WAT TE DOEN |
- 1) Geef uit de tekst over Sybrich Willemsdr. letterlijk opnieuw weer wat er staat vanaf "WILLEMSdr., Sybrich, ook" tot en met "1 dochter geboren.".
- 2) Schrijf alsjeblieft de lijst ongewijzigd over, vanaf het begin van de lijst tot en met de regel waarin "series-2-line (220, 47, 708, 489)" staat.

AANGELEVERDE TEKST |
++++++
Willemsdr., Sybrich (?-ca.1532)

 
English | Nederlands

WILLEMSdr., Sybrich, ook bekend als Sigbritta Wijlnis, Sigbrit Villums(datter), (gest. ca. 1532), herbergierster en later naaste raadgeefster van de Deense koning Christiaan II. Zij trouwde met Nicolaas (?) (gest. voor 1507). Uit dit huwelijk werd 1 dochter geboren.

Naar alle waarschijnlijkheid was Sybrich Willemsdr. afkomstig uit Amsterdam, waar zij haar geld had verdiend met handel in groenten en fruit. Wellicht was zij, al dan niet samen met haar man, betrokken bij de Oostzeehandel. Dat zou kunnen verklaren waarom zij met haar dochter Duveke op een gegeven moment in Bergen (Noorwegen) terecht is gekomen. Het staat vast dat Sybrich daar in 1507 een herberg hield en er bier, wijn en brood op de markt en in de haven verkocht. Over het leven van Sybrich en Duveke vóór hun ontmoeting met de Deense kroonprins Christiaan (1481-1559), de latere koning van Denemarken, Noorwegen en Zweden, is niets bekend.
++++++
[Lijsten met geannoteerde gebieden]
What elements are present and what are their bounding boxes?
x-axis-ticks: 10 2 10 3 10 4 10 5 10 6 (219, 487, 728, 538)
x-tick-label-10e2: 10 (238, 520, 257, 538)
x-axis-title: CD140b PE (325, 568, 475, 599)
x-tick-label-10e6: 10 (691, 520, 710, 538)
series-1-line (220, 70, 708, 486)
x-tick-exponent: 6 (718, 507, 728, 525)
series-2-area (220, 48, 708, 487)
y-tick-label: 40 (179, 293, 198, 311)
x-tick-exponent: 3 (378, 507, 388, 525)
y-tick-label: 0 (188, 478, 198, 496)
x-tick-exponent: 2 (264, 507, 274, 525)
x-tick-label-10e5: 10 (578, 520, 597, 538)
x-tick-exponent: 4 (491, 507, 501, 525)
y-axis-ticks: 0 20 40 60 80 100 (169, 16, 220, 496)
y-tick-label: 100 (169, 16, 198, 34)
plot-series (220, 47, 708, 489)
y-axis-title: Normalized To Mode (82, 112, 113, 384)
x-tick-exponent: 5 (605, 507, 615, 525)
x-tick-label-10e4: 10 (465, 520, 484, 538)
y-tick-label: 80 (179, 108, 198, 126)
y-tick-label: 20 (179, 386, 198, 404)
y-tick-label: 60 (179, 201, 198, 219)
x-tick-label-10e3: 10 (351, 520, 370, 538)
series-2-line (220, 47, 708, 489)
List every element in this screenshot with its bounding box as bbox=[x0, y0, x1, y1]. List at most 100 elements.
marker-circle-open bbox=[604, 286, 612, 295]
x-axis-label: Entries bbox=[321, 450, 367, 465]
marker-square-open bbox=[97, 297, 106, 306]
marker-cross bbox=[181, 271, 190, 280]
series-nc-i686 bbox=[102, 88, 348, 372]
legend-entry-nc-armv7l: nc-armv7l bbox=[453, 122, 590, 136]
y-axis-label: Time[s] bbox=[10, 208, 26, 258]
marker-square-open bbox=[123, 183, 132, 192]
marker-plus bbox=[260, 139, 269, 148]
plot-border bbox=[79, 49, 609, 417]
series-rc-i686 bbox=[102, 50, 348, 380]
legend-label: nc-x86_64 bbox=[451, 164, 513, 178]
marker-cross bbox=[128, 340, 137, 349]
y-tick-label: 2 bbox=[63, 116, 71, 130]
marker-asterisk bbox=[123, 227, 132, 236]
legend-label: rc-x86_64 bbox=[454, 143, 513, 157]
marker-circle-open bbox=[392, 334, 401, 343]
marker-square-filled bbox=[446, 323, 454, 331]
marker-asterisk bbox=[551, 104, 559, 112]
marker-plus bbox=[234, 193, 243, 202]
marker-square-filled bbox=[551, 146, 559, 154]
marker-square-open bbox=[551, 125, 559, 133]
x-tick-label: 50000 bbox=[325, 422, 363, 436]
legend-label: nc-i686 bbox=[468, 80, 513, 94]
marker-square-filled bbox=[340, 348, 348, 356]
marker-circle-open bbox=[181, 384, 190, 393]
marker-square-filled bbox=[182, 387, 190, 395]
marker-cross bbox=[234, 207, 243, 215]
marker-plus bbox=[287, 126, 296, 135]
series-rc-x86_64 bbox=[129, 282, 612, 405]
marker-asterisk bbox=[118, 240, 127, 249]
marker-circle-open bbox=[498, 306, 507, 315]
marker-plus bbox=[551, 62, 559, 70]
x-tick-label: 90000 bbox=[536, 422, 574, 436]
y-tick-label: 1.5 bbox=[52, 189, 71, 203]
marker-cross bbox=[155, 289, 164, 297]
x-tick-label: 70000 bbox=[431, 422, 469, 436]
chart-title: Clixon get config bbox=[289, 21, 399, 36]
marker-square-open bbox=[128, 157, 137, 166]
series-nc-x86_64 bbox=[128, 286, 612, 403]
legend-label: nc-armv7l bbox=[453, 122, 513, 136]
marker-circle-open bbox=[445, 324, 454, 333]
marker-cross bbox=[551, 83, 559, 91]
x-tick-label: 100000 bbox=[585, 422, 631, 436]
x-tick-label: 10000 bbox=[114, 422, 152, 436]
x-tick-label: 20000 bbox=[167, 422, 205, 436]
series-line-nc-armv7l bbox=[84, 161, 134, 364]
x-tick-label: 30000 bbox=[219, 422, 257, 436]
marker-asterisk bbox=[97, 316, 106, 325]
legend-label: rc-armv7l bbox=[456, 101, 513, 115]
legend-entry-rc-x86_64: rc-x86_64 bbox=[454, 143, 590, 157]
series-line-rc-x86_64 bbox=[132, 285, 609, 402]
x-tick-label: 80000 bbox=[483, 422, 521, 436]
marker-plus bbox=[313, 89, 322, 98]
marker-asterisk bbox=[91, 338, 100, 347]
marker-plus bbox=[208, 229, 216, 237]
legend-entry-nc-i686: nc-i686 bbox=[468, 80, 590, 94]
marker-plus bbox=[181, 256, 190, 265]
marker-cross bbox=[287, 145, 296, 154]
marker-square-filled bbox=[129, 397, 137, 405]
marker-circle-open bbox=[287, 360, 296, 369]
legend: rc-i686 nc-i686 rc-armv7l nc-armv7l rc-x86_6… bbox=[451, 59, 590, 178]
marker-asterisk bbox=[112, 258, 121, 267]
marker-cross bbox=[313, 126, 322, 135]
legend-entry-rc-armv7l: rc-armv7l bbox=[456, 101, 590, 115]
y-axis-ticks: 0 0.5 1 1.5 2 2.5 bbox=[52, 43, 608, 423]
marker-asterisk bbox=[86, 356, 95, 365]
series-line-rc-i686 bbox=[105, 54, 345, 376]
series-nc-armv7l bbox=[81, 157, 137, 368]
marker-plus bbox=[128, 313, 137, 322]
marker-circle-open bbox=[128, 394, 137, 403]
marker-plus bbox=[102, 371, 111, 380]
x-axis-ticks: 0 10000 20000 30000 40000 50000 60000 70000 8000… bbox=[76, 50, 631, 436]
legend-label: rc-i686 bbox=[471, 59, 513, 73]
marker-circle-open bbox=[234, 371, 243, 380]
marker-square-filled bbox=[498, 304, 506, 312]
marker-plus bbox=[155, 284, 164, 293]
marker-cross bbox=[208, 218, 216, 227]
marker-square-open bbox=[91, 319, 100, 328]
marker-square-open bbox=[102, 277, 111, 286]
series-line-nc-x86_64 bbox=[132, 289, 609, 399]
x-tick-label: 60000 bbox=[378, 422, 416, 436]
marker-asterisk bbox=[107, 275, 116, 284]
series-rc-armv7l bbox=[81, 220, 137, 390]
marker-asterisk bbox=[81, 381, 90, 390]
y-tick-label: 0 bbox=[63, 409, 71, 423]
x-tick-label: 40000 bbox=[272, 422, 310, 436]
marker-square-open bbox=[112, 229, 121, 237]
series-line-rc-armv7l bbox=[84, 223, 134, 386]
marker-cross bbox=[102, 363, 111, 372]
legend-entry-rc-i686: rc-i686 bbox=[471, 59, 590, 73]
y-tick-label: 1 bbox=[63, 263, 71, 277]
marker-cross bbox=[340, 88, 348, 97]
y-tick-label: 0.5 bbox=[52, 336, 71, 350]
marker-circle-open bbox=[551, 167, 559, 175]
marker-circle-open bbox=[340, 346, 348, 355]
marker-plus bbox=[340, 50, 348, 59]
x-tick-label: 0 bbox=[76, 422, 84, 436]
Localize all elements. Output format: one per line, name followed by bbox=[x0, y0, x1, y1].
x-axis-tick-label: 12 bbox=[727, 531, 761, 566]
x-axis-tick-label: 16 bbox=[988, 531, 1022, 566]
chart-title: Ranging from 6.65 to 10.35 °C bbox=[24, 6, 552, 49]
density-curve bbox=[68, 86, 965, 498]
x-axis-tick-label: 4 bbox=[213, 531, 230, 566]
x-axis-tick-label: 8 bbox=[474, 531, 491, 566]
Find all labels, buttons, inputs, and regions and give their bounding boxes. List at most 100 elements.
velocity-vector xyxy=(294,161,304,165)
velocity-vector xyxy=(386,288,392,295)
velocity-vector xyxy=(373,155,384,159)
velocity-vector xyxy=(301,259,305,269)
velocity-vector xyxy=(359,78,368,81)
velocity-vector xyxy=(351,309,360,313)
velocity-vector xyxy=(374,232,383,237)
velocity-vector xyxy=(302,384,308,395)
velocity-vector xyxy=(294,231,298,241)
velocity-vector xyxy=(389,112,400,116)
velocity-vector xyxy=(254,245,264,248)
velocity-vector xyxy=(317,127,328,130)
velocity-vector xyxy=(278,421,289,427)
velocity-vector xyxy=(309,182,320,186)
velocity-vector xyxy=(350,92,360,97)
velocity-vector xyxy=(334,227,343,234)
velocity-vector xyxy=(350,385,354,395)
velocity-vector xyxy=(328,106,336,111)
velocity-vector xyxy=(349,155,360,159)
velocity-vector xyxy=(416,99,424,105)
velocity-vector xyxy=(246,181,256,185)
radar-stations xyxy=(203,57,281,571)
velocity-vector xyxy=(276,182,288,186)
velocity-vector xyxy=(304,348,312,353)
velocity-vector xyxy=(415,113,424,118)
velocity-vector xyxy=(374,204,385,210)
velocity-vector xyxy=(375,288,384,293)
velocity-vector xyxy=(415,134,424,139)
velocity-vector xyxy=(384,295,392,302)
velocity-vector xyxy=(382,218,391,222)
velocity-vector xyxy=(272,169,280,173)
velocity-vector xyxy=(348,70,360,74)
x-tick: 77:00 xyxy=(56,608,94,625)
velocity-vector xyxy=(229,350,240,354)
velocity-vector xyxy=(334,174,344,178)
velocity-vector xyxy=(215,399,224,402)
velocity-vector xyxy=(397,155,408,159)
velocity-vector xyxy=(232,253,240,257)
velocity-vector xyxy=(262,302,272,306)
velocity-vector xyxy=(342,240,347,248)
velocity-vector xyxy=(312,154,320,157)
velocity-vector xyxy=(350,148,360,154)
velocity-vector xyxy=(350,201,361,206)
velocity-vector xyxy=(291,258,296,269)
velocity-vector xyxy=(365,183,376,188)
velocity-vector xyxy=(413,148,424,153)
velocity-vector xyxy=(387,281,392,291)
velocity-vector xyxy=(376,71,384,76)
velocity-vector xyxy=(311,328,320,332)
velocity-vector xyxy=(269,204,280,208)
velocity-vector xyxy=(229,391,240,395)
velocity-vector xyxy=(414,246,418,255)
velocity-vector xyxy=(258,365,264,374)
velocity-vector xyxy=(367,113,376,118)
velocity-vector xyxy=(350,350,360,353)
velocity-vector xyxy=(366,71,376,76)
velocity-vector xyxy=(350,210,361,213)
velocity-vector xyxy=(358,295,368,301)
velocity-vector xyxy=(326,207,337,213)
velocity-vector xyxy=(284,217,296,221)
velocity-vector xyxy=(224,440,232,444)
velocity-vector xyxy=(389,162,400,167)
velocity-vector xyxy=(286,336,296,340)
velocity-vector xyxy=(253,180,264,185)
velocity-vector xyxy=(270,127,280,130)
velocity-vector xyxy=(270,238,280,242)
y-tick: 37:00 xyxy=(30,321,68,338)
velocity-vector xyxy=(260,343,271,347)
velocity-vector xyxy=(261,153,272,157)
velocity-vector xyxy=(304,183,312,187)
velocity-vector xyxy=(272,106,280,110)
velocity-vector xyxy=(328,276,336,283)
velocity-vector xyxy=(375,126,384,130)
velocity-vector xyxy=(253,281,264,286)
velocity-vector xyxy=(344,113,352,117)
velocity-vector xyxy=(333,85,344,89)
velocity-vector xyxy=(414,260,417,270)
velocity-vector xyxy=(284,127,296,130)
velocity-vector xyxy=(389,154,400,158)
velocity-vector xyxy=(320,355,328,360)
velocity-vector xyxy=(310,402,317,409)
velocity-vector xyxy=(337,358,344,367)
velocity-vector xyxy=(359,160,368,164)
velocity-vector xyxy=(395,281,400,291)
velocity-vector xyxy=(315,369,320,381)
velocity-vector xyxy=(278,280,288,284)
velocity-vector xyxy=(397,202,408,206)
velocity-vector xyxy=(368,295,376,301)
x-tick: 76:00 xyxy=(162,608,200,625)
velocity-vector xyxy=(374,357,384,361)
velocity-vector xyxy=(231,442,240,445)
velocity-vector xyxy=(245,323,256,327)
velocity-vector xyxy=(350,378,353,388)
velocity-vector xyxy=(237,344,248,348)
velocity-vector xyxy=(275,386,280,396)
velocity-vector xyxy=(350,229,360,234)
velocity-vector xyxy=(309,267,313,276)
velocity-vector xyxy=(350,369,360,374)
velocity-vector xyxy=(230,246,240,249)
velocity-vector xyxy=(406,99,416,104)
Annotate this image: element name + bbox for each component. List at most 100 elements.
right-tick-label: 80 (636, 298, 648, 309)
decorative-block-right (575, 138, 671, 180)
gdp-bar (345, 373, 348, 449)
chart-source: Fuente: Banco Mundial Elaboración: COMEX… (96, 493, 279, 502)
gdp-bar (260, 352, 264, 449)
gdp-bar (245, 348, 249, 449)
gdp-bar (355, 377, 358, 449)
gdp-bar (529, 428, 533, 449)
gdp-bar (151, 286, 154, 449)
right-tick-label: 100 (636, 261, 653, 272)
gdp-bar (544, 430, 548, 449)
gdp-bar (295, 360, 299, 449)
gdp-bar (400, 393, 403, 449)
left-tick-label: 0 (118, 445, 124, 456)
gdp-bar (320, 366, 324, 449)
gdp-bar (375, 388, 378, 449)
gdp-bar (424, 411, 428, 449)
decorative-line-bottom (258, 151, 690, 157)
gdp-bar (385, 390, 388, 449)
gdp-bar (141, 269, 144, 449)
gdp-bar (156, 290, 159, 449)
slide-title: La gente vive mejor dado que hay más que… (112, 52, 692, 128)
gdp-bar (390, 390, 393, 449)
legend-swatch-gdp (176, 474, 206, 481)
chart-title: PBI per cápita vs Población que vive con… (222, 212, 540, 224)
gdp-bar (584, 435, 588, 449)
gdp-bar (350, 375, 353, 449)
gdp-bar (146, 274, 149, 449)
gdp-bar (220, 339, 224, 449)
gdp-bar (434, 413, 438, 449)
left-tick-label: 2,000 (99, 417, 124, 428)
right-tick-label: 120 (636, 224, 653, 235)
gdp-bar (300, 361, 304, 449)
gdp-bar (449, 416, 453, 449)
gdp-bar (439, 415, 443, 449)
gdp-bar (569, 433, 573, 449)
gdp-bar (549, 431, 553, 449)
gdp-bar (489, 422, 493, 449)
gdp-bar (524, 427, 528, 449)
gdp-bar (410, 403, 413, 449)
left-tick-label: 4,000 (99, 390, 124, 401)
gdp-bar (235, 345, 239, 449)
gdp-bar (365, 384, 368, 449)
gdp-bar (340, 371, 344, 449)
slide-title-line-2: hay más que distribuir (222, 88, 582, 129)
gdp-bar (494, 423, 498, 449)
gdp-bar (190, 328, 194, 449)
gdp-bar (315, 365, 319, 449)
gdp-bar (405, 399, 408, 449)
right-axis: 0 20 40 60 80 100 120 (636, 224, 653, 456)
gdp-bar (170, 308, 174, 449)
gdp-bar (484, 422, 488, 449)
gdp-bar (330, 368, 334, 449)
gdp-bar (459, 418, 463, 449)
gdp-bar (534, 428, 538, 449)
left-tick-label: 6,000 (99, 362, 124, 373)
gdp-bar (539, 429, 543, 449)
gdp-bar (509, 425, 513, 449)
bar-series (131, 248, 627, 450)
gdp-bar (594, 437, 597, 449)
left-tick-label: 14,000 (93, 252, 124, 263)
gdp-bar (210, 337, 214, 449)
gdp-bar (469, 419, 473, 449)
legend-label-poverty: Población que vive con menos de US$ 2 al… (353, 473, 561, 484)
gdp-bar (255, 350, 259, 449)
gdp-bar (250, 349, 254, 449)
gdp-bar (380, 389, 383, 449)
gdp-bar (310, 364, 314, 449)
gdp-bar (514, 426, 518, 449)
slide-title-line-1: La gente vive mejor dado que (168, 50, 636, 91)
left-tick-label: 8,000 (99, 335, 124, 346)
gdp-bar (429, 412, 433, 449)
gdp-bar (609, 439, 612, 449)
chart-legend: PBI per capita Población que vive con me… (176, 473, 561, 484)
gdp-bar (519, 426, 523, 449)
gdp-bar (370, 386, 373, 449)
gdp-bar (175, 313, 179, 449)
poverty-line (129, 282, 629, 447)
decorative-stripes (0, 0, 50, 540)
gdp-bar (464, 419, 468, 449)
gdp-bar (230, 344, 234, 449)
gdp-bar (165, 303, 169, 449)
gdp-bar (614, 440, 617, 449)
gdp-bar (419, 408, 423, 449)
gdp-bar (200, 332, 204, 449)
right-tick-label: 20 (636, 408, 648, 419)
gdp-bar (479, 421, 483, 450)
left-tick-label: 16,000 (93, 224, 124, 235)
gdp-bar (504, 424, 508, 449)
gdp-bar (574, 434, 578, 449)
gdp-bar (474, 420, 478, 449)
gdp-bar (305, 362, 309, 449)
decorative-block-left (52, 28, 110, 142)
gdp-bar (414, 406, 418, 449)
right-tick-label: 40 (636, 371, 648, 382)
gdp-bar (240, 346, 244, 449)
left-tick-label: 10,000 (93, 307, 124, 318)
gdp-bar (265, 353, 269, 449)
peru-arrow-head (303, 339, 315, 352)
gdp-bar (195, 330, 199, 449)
++++++
ANTWOORDEN OEFENINGEN |
- 1)
WILLEMSdr., Sybrich, ook bekend als Sigbritta Wijlnis, Sigbrit Villums(datter), (gest. ca. 1532), herbergierster en later naaste raadgeefster van de Deense koning Christiaan II. Zij trouwde met Nicolaas (?) (gest. voor 1507). Uit dit huwelijk werd 1 dochter geboren.

- 2)
What elements are present and what are their bounding boxes?
x-axis-ticks: 10 2 10 3 10 4 10 5 10 6 (219, 487, 728, 538)
x-tick-label-10e2: 10 (238, 520, 257, 538)
x-axis-title: CD140b PE (325, 568, 475, 599)
x-tick-label-10e6: 10 (691, 520, 710, 538)
series-1-line (220, 70, 708, 486)
x-tick-exponent: 6 (718, 507, 728, 525)
series-2-area (220, 48, 708, 487)
y-tick-label: 40 (179, 293, 198, 311)
x-tick-exponent: 3 (378, 507, 388, 525)
y-tick-label: 0 (188, 478, 198, 496)
x-tick-exponent: 2 (264, 507, 274, 525)
x-tick-label-10e5: 10 (578, 520, 597, 538)
x-tick-exponent: 4 (491, 507, 501, 525)
y-axis-ticks: 0 20 40 60 80 100 (169, 16, 220, 496)
y-tick-label: 100 (169, 16, 198, 34)
plot-series (220, 47, 708, 489)
y-axis-title: Normalized To Mode (82, 112, 113, 384)
x-tick-exponent: 5 (605, 507, 615, 525)
x-tick-label-10e4: 10 (465, 520, 484, 538)
y-tick-label: 80 (179, 108, 198, 126)
y-tick-label: 20 (179, 386, 198, 404)
y-tick-label: 60 (179, 201, 198, 219)
x-tick-label-10e3: 10 (351, 520, 370, 538)
series-2-line (220, 47, 708, 489)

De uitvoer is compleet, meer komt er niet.